§ **Goal of the exercise**
Reproduce the listing below exactly, minus its pictures.
────────
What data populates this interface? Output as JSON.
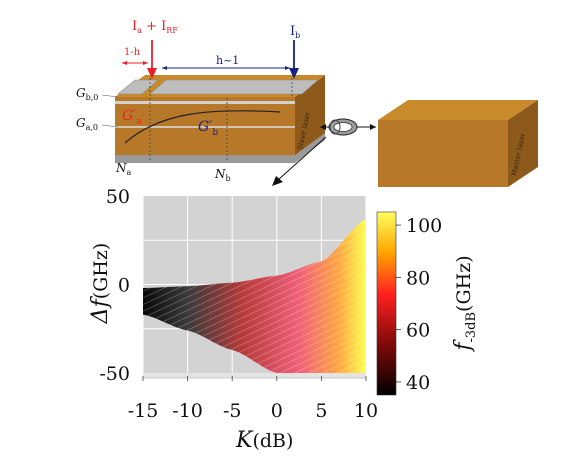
{
  "device": {
    "current_a_main": "I",
    "current_a_sub": "a",
    "current_plus": " + I",
    "current_rf_sub": "RF",
    "current_b_main": "I",
    "current_b_sub": "b",
    "section_a_length": "1-h",
    "section_b_length": "h~1",
    "gb0_main": "G",
    "gb0_sub": "b,0",
    "ga0_main": "G",
    "ga0_sub": "a,0",
    "ga_prime_main": "G′",
    "ga_prime_sub": "a",
    "gb_prime_main": "G′",
    "gb_prime_sub": "b",
    "na_main": "N",
    "na_sub": "a",
    "nb_main": "N",
    "nb_sub": "b",
    "slave_label": "Slave laser",
    "master_label": "Master laser"
  },
  "colors": {
    "current_a": "#e8202a",
    "current_b": "#1a237e",
    "block_top": "#c98a2c",
    "block_front": "#b8782a",
    "block_side": "#8e5a1c",
    "electrode": "#b8b8b8",
    "locked_region_low": "#1a1a1a",
    "locked_region_high": "#ffff40",
    "unlocked_region": "#d3d3d3"
  },
  "chart_data": {
    "type": "heatmap",
    "title": "",
    "xlabel_main": "K",
    "xlabel_unit": "(dB)",
    "ylabel_main": "Δf",
    "ylabel_unit": "(GHz)",
    "xlim": [
      -15,
      10
    ],
    "ylim": [
      -50,
      50
    ],
    "xticks": [
      -15,
      -10,
      -5,
      0,
      5,
      10
    ],
    "xtick_labels": [
      "-15",
      "-10",
      "-5",
      "0",
      "5",
      "10"
    ],
    "yticks": [
      50,
      0,
      -50
    ],
    "ytick_labels": [
      "50",
      "0",
      "-50"
    ],
    "colorbar": {
      "label_main": "f",
      "label_sub": "-3dB",
      "label_unit": "(GHz)",
      "range": [
        35,
        105
      ],
      "ticks": [
        100,
        80,
        60,
        40
      ],
      "tick_labels": [
        "100",
        "80",
        "60",
        "40"
      ],
      "colormap": "hot"
    },
    "locking_boundary": {
      "K": [
        -15,
        -10,
        -5,
        0,
        5,
        10
      ],
      "upper": [
        -2,
        -1,
        1,
        5,
        13,
        37
      ],
      "lower": [
        -17,
        -26,
        -37,
        -50,
        -50,
        -50
      ]
    },
    "gridlines": true
  }
}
────────
§ **Solution to the exercise**
What data populates this interface? Output as JSON.
{
  "device": {
    "current_a_main": "I",
    "current_a_sub": "a",
    "current_plus": " + I",
    "current_rf_sub": "RF",
    "current_b_main": "I",
    "current_b_sub": "b",
    "section_a_length": "1-h",
    "section_b_length": "h~1",
    "gb0_main": "G",
    "gb0_sub": "b,0",
    "ga0_main": "G",
    "ga0_sub": "a,0",
    "ga_prime_main": "G′",
    "ga_prime_sub": "a",
    "gb_prime_main": "G′",
    "gb_prime_sub": "b",
    "na_main": "N",
    "na_sub": "a",
    "nb_main": "N",
    "nb_sub": "b",
    "slave_label": "Slave laser",
    "master_label": "Master laser"
  },
  "colors": {
    "current_a": "#e8202a",
    "current_b": "#1a237e",
    "block_top": "#c98a2c",
    "block_front": "#b8782a",
    "block_side": "#8e5a1c",
    "electrode": "#b8b8b8",
    "locked_region_low": "#1a1a1a",
    "locked_region_high": "#ffff40",
    "unlocked_region": "#d3d3d3"
  },
  "chart_data": {
    "type": "heatmap",
    "title": "",
    "xlabel_main": "K",
    "xlabel_unit": "(dB)",
    "ylabel_main": "Δf",
    "ylabel_unit": "(GHz)",
    "xlim": [
      -15,
      10
    ],
    "ylim": [
      -50,
      50
    ],
    "xticks": [
      -15,
      -10,
      -5,
      0,
      5,
      10
    ],
    "xtick_labels": [
      "-15",
      "-10",
      "-5",
      "0",
      "5",
      "10"
    ],
    "yticks": [
      50,
      0,
      -50
    ],
    "ytick_labels": [
      "50",
      "0",
      "-50"
    ],
    "colorbar": {
      "label_main": "f",
      "label_sub": "-3dB",
      "label_unit": "(GHz)",
      "range": [
        35,
        105
      ],
      "ticks": [
        100,
        80,
        60,
        40
      ],
      "tick_labels": [
        "100",
        "80",
        "60",
        "40"
      ],
      "colormap": "hot"
    },
    "locking_boundary": {
      "K": [
        -15,
        -10,
        -5,
        0,
        5,
        10
      ],
      "upper": [
        -2,
        -1,
        1,
        5,
        13,
        37
      ],
      "lower": [
        -17,
        -26,
        -37,
        -50,
        -50,
        -50
      ]
    },
    "gridlines": true
  }
}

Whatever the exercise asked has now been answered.